Search the material for "deposited" and show all lines that contain it.

───── Supplied entries ─────

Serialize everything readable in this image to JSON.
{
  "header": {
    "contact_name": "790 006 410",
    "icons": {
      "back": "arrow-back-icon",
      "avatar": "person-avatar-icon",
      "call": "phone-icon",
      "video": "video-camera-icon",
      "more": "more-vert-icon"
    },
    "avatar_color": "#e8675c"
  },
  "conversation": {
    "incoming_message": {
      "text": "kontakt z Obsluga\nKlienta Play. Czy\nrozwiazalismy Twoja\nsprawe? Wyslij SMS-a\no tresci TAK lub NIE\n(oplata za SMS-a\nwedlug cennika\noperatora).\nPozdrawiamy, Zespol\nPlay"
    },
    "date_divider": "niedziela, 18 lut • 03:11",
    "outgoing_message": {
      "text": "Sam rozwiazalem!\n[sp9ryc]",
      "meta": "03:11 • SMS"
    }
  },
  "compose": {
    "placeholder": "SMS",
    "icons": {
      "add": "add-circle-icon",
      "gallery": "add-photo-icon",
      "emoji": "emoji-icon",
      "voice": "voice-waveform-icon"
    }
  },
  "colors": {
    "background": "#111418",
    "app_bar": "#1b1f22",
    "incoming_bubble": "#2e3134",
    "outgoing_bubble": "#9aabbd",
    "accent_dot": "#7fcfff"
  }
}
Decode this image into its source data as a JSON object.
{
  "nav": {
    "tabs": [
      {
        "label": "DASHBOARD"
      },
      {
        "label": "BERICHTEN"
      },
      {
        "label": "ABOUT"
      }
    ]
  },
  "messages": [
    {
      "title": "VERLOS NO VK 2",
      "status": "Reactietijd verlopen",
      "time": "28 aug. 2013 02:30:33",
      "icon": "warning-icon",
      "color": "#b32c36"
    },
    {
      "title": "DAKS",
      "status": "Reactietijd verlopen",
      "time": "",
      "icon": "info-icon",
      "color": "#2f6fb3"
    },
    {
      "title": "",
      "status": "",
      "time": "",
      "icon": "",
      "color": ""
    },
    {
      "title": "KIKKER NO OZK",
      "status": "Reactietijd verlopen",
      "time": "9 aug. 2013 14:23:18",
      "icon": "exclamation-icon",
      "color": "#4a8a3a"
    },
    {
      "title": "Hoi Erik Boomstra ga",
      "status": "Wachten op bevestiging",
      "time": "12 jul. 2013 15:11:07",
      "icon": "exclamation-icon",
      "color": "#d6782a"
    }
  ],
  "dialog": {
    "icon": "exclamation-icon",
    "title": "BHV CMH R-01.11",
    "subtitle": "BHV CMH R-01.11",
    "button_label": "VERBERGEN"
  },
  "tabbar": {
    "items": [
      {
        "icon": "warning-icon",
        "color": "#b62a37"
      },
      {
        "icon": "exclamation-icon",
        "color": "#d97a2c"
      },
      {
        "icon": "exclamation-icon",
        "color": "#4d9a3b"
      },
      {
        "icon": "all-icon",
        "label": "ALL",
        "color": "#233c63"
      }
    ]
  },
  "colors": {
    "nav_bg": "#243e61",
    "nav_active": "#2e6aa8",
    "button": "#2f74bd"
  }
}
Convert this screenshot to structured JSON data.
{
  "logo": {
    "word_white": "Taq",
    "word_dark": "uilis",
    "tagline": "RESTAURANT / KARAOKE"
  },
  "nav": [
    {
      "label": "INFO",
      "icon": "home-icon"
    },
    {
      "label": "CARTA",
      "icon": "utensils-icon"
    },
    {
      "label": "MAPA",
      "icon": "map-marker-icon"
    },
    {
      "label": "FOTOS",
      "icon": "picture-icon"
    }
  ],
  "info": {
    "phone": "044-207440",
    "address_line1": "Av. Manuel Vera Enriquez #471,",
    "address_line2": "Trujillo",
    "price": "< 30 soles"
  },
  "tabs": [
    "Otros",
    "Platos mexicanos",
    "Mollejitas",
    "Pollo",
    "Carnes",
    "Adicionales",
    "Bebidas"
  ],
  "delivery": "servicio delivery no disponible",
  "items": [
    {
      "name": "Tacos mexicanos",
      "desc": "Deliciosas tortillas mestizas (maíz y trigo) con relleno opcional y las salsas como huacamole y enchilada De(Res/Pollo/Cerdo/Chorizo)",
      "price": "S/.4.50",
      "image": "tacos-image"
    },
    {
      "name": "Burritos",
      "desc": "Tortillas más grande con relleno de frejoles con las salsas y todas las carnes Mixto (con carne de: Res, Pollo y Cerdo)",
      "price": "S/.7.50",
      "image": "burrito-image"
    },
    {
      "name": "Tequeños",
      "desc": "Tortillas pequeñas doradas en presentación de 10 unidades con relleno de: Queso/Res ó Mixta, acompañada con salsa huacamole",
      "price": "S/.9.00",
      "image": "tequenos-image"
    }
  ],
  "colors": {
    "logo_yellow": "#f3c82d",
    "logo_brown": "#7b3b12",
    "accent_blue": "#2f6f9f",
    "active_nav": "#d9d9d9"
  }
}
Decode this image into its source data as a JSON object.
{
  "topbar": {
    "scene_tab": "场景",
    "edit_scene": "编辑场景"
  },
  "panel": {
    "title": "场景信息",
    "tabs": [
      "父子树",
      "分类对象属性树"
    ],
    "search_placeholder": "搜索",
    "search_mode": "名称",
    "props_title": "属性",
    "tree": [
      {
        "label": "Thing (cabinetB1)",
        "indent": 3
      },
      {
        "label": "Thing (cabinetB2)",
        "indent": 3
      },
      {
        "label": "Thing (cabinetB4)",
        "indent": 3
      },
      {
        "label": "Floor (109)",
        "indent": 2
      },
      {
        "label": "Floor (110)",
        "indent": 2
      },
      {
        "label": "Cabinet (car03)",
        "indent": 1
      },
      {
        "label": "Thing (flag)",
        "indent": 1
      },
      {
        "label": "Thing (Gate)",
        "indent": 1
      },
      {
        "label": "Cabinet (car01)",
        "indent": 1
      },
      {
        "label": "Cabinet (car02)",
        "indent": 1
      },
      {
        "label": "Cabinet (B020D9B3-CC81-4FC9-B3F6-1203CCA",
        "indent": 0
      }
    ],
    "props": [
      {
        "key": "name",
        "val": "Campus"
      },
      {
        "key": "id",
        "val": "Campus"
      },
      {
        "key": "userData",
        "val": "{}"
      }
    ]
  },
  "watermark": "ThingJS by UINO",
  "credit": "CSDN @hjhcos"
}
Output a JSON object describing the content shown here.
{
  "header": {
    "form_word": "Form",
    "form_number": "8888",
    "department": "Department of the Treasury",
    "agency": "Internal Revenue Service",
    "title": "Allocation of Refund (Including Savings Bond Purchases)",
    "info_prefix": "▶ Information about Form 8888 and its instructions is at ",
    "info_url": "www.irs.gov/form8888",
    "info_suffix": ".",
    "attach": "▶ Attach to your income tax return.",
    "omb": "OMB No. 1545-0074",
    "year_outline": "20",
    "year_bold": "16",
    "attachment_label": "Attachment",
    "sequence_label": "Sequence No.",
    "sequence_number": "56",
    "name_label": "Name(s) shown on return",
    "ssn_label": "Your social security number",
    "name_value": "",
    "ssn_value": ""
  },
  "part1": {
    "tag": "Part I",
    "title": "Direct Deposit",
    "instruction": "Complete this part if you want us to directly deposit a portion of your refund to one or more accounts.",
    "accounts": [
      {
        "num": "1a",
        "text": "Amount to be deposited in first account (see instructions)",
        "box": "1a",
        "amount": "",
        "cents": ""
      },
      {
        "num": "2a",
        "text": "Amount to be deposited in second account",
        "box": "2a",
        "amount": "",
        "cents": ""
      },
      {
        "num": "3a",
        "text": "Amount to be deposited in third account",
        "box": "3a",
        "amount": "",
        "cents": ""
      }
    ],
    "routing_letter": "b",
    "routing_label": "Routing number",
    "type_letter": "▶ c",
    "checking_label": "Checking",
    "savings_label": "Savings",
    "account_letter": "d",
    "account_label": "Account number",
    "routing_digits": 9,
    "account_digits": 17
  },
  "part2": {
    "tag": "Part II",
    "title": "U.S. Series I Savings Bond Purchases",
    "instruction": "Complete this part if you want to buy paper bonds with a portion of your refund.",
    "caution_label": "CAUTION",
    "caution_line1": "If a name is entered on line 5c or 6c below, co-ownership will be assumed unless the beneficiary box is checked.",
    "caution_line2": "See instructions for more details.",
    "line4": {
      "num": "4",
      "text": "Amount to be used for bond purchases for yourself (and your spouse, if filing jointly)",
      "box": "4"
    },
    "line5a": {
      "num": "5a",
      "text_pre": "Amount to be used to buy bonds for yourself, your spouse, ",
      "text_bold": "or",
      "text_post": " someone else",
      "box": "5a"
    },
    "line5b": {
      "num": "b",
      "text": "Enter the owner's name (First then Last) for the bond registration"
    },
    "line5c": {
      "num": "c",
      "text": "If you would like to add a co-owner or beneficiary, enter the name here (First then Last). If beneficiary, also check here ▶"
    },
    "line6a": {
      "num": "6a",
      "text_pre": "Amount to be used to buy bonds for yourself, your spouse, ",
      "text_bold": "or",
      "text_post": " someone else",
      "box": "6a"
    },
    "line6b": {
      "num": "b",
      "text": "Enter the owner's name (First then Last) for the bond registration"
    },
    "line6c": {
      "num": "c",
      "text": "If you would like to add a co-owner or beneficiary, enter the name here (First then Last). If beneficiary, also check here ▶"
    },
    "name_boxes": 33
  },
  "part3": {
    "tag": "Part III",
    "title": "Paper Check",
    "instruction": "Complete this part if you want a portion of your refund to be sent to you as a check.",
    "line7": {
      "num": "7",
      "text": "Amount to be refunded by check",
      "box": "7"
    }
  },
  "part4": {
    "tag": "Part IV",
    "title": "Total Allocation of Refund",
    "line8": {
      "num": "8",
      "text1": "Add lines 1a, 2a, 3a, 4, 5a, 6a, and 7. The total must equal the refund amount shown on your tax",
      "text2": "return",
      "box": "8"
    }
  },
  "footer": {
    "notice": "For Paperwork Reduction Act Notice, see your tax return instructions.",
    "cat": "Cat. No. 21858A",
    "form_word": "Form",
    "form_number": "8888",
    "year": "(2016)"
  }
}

─────

Result of the task:
        "text": "Amount to be deposited in first account (see instructions)",
        "text": "Amount to be deposited in second account",
        "text": "Amount to be deposited in third account",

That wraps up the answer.